=== Exercise data ===

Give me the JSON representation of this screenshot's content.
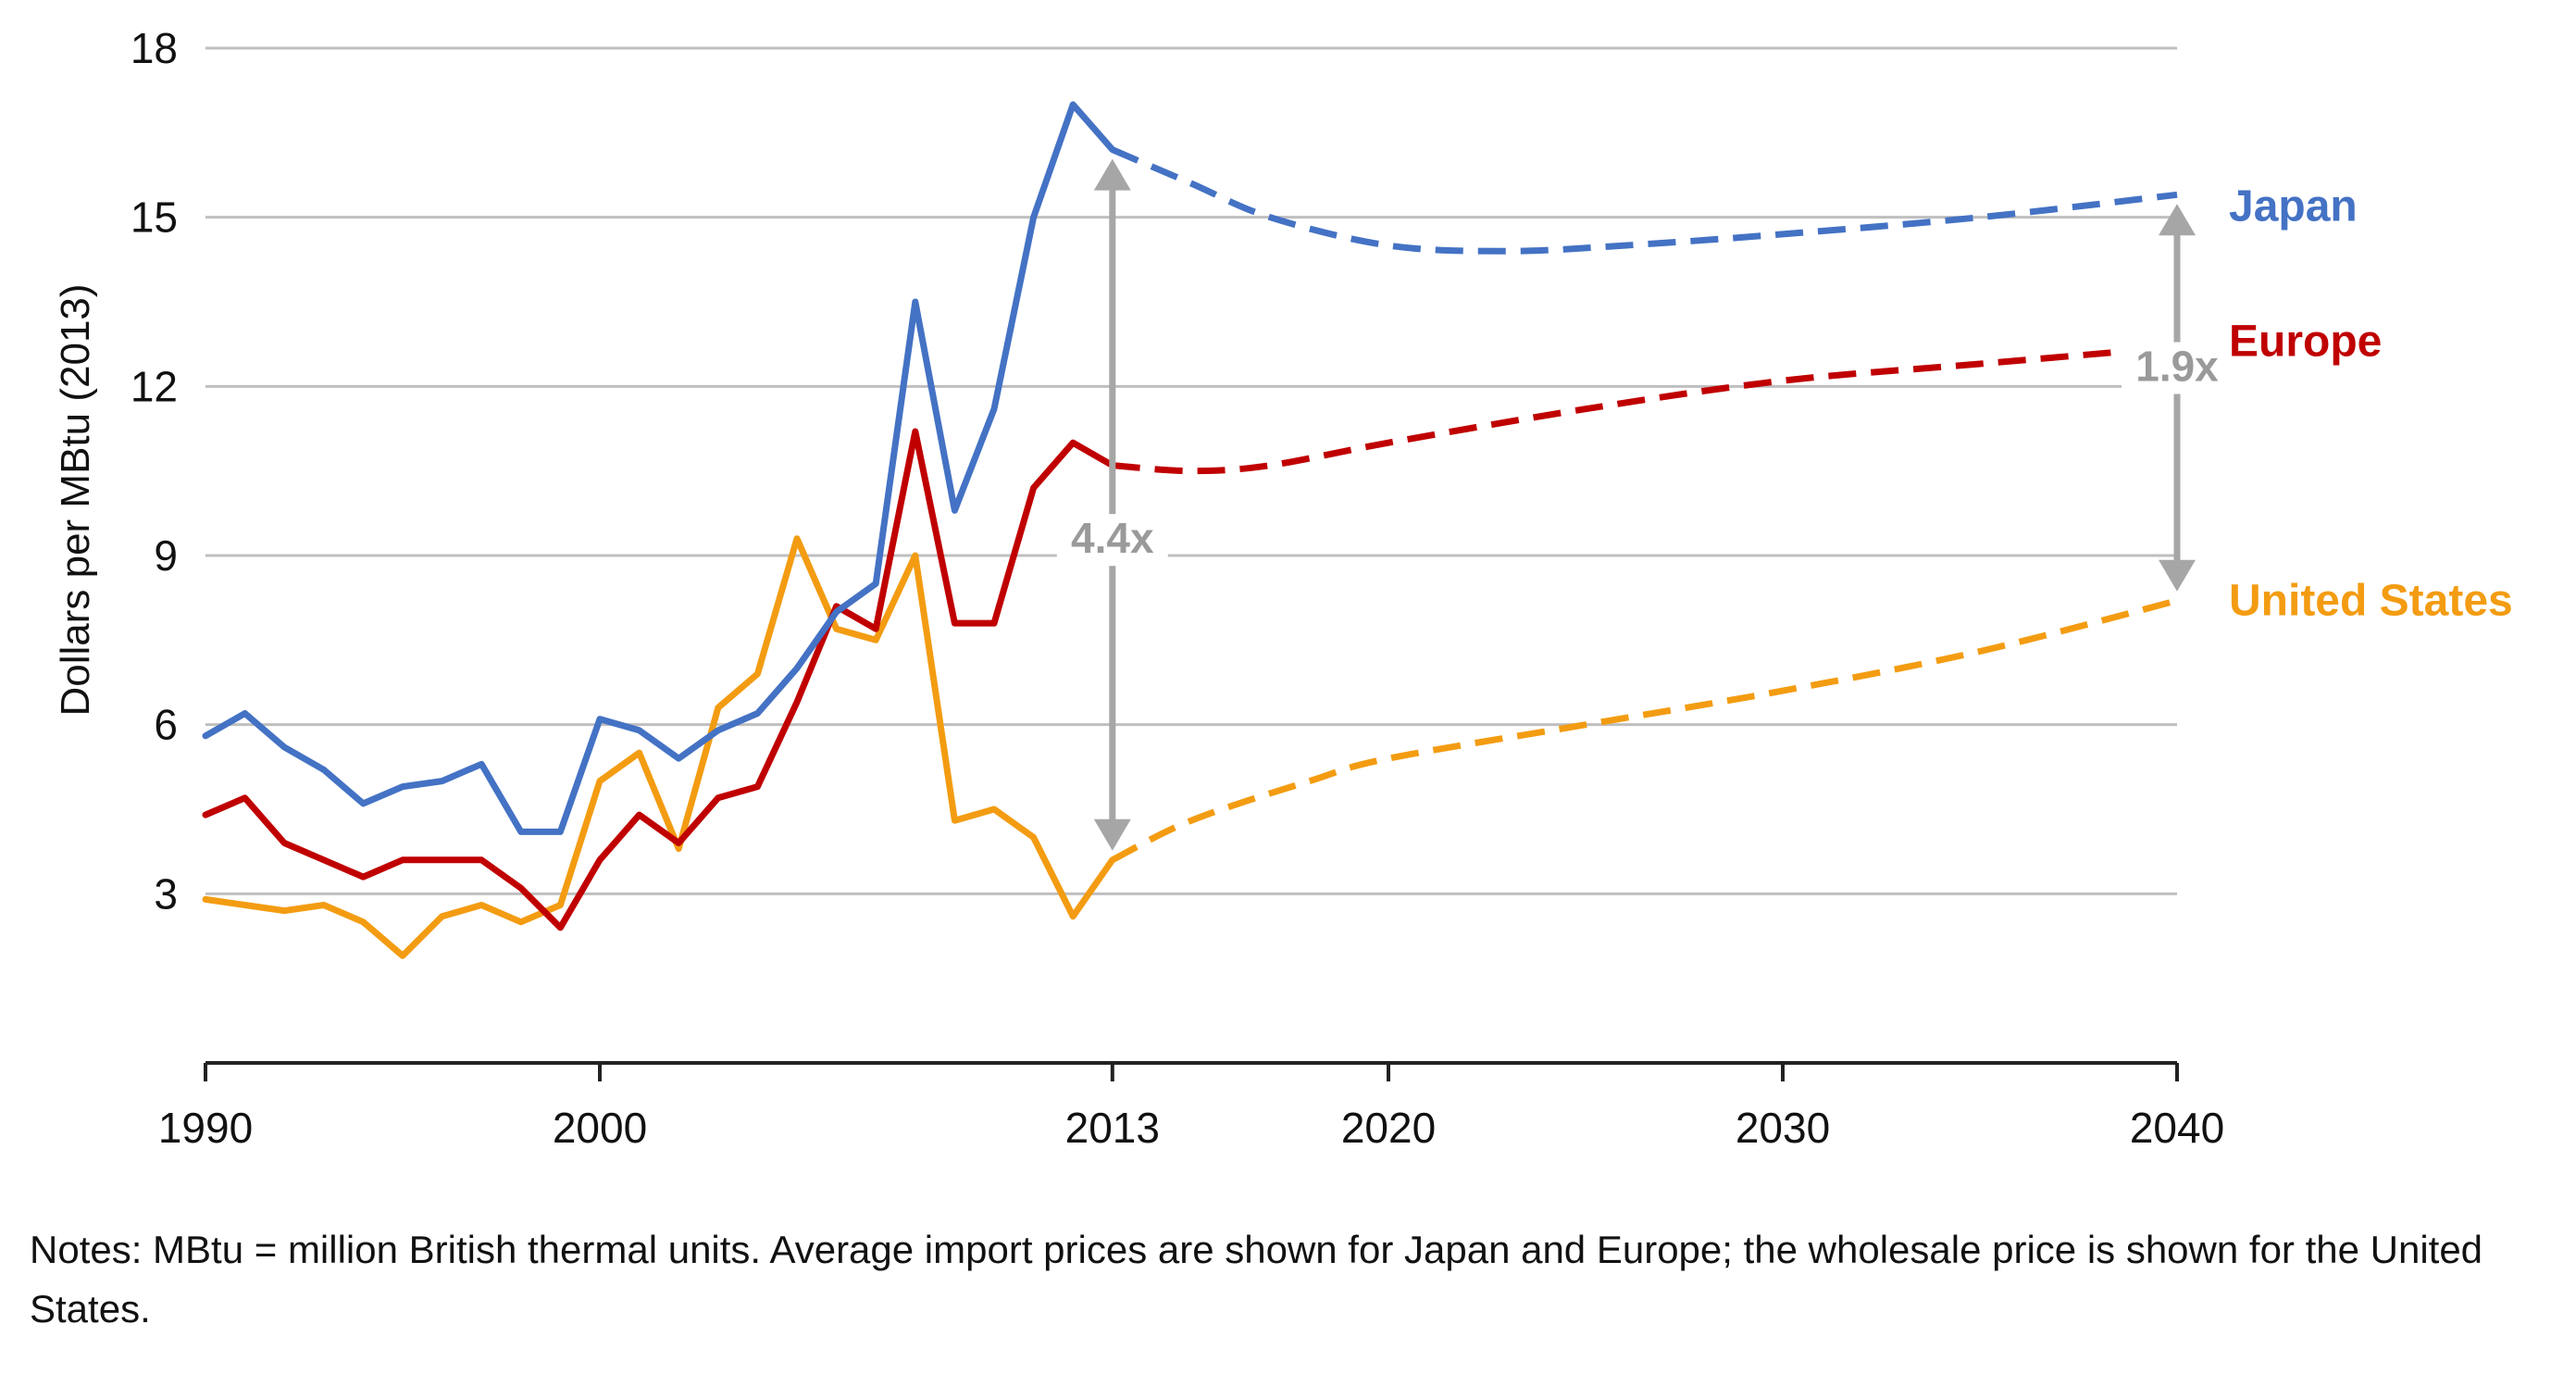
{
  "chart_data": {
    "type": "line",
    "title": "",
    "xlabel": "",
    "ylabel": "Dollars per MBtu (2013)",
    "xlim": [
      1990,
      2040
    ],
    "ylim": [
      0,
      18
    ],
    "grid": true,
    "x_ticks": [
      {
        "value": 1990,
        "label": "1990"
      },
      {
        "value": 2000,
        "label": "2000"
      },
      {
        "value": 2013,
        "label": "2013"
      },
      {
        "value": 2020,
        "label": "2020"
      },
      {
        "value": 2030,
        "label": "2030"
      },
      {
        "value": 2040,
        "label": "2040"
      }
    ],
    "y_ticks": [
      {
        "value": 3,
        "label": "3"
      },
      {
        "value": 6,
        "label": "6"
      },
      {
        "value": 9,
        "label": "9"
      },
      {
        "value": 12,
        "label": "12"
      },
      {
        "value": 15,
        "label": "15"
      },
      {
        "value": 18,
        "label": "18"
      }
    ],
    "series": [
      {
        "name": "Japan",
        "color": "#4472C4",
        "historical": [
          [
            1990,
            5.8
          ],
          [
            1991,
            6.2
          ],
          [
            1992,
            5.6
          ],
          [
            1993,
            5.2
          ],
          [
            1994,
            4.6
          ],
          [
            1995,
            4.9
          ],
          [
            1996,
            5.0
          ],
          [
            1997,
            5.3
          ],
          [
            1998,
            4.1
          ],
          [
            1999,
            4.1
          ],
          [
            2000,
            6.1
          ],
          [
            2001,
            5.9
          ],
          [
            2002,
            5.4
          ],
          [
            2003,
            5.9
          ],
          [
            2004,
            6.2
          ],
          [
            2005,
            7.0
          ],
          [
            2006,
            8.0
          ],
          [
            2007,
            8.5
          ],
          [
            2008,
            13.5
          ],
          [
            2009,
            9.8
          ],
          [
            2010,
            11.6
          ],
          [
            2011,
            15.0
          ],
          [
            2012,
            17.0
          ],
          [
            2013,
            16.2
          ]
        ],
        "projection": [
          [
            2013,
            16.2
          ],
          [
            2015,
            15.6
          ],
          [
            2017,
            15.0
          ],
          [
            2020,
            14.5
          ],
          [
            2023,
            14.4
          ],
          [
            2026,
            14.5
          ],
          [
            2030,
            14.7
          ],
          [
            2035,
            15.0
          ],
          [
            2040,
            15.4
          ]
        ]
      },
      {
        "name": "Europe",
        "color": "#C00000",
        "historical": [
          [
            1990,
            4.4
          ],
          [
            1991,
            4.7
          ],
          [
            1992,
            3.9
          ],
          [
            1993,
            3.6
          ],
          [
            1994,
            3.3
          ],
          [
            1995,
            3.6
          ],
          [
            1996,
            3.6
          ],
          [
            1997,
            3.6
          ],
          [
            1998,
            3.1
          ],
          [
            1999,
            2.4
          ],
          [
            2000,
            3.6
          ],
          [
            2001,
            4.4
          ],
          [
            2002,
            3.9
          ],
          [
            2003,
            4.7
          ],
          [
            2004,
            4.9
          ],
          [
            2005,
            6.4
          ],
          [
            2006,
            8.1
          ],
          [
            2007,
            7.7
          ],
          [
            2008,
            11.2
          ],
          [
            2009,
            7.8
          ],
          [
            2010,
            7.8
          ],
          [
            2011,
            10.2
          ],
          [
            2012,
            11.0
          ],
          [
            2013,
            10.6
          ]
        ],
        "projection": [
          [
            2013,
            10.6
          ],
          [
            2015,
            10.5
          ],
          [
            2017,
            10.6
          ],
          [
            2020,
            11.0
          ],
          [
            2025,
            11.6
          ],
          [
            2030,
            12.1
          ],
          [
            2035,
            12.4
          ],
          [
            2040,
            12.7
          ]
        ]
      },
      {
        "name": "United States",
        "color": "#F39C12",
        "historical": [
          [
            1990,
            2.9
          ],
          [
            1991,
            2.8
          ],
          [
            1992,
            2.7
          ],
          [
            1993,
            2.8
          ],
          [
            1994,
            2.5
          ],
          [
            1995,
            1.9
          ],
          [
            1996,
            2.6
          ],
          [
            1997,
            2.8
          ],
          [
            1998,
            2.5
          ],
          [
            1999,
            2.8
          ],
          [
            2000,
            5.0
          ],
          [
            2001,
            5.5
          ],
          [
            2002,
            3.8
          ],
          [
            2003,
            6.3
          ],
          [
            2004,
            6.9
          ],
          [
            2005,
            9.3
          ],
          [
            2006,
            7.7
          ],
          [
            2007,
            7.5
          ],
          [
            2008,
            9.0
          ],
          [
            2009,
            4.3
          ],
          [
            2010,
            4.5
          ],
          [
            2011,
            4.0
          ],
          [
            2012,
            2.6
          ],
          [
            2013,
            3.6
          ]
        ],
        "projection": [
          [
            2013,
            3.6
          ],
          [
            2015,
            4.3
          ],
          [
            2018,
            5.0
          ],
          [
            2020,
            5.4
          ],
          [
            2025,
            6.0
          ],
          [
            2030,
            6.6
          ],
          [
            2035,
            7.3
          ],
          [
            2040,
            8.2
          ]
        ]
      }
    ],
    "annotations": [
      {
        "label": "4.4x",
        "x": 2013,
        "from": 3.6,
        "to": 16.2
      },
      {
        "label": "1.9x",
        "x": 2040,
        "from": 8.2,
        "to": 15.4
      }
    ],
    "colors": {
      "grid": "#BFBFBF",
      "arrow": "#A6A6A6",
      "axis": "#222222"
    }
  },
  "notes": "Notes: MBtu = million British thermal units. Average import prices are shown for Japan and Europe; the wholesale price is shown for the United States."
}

===

Exercise prompt:
All of the data above should be quoted exactly, except for the pictures.

Output of the task:
Give me the JSON representation of this screenshot's content.
{
  "chart_data": {
    "type": "line",
    "title": "",
    "xlabel": "",
    "ylabel": "Dollars per MBtu (2013)",
    "xlim": [
      1990,
      2040
    ],
    "ylim": [
      0,
      18
    ],
    "grid": true,
    "x_ticks": [
      {
        "value": 1990,
        "label": "1990"
      },
      {
        "value": 2000,
        "label": "2000"
      },
      {
        "value": 2013,
        "label": "2013"
      },
      {
        "value": 2020,
        "label": "2020"
      },
      {
        "value": 2030,
        "label": "2030"
      },
      {
        "value": 2040,
        "label": "2040"
      }
    ],
    "y_ticks": [
      {
        "value": 3,
        "label": "3"
      },
      {
        "value": 6,
        "label": "6"
      },
      {
        "value": 9,
        "label": "9"
      },
      {
        "value": 12,
        "label": "12"
      },
      {
        "value": 15,
        "label": "15"
      },
      {
        "value": 18,
        "label": "18"
      }
    ],
    "series": [
      {
        "name": "Japan",
        "color": "#4472C4",
        "historical": [
          [
            1990,
            5.8
          ],
          [
            1991,
            6.2
          ],
          [
            1992,
            5.6
          ],
          [
            1993,
            5.2
          ],
          [
            1994,
            4.6
          ],
          [
            1995,
            4.9
          ],
          [
            1996,
            5.0
          ],
          [
            1997,
            5.3
          ],
          [
            1998,
            4.1
          ],
          [
            1999,
            4.1
          ],
          [
            2000,
            6.1
          ],
          [
            2001,
            5.9
          ],
          [
            2002,
            5.4
          ],
          [
            2003,
            5.9
          ],
          [
            2004,
            6.2
          ],
          [
            2005,
            7.0
          ],
          [
            2006,
            8.0
          ],
          [
            2007,
            8.5
          ],
          [
            2008,
            13.5
          ],
          [
            2009,
            9.8
          ],
          [
            2010,
            11.6
          ],
          [
            2011,
            15.0
          ],
          [
            2012,
            17.0
          ],
          [
            2013,
            16.2
          ]
        ],
        "projection": [
          [
            2013,
            16.2
          ],
          [
            2015,
            15.6
          ],
          [
            2017,
            15.0
          ],
          [
            2020,
            14.5
          ],
          [
            2023,
            14.4
          ],
          [
            2026,
            14.5
          ],
          [
            2030,
            14.7
          ],
          [
            2035,
            15.0
          ],
          [
            2040,
            15.4
          ]
        ]
      },
      {
        "name": "Europe",
        "color": "#C00000",
        "historical": [
          [
            1990,
            4.4
          ],
          [
            1991,
            4.7
          ],
          [
            1992,
            3.9
          ],
          [
            1993,
            3.6
          ],
          [
            1994,
            3.3
          ],
          [
            1995,
            3.6
          ],
          [
            1996,
            3.6
          ],
          [
            1997,
            3.6
          ],
          [
            1998,
            3.1
          ],
          [
            1999,
            2.4
          ],
          [
            2000,
            3.6
          ],
          [
            2001,
            4.4
          ],
          [
            2002,
            3.9
          ],
          [
            2003,
            4.7
          ],
          [
            2004,
            4.9
          ],
          [
            2005,
            6.4
          ],
          [
            2006,
            8.1
          ],
          [
            2007,
            7.7
          ],
          [
            2008,
            11.2
          ],
          [
            2009,
            7.8
          ],
          [
            2010,
            7.8
          ],
          [
            2011,
            10.2
          ],
          [
            2012,
            11.0
          ],
          [
            2013,
            10.6
          ]
        ],
        "projection": [
          [
            2013,
            10.6
          ],
          [
            2015,
            10.5
          ],
          [
            2017,
            10.6
          ],
          [
            2020,
            11.0
          ],
          [
            2025,
            11.6
          ],
          [
            2030,
            12.1
          ],
          [
            2035,
            12.4
          ],
          [
            2040,
            12.7
          ]
        ]
      },
      {
        "name": "United States",
        "color": "#F39C12",
        "historical": [
          [
            1990,
            2.9
          ],
          [
            1991,
            2.8
          ],
          [
            1992,
            2.7
          ],
          [
            1993,
            2.8
          ],
          [
            1994,
            2.5
          ],
          [
            1995,
            1.9
          ],
          [
            1996,
            2.6
          ],
          [
            1997,
            2.8
          ],
          [
            1998,
            2.5
          ],
          [
            1999,
            2.8
          ],
          [
            2000,
            5.0
          ],
          [
            2001,
            5.5
          ],
          [
            2002,
            3.8
          ],
          [
            2003,
            6.3
          ],
          [
            2004,
            6.9
          ],
          [
            2005,
            9.3
          ],
          [
            2006,
            7.7
          ],
          [
            2007,
            7.5
          ],
          [
            2008,
            9.0
          ],
          [
            2009,
            4.3
          ],
          [
            2010,
            4.5
          ],
          [
            2011,
            4.0
          ],
          [
            2012,
            2.6
          ],
          [
            2013,
            3.6
          ]
        ],
        "projection": [
          [
            2013,
            3.6
          ],
          [
            2015,
            4.3
          ],
          [
            2018,
            5.0
          ],
          [
            2020,
            5.4
          ],
          [
            2025,
            6.0
          ],
          [
            2030,
            6.6
          ],
          [
            2035,
            7.3
          ],
          [
            2040,
            8.2
          ]
        ]
      }
    ],
    "annotations": [
      {
        "label": "4.4x",
        "x": 2013,
        "from": 3.6,
        "to": 16.2
      },
      {
        "label": "1.9x",
        "x": 2040,
        "from": 8.2,
        "to": 15.4
      }
    ],
    "colors": {
      "grid": "#BFBFBF",
      "arrow": "#A6A6A6",
      "axis": "#222222"
    }
  },
  "notes": "Notes: MBtu = million British thermal units. Average import prices are shown for Japan and Europe; the wholesale price is shown for the United States."
}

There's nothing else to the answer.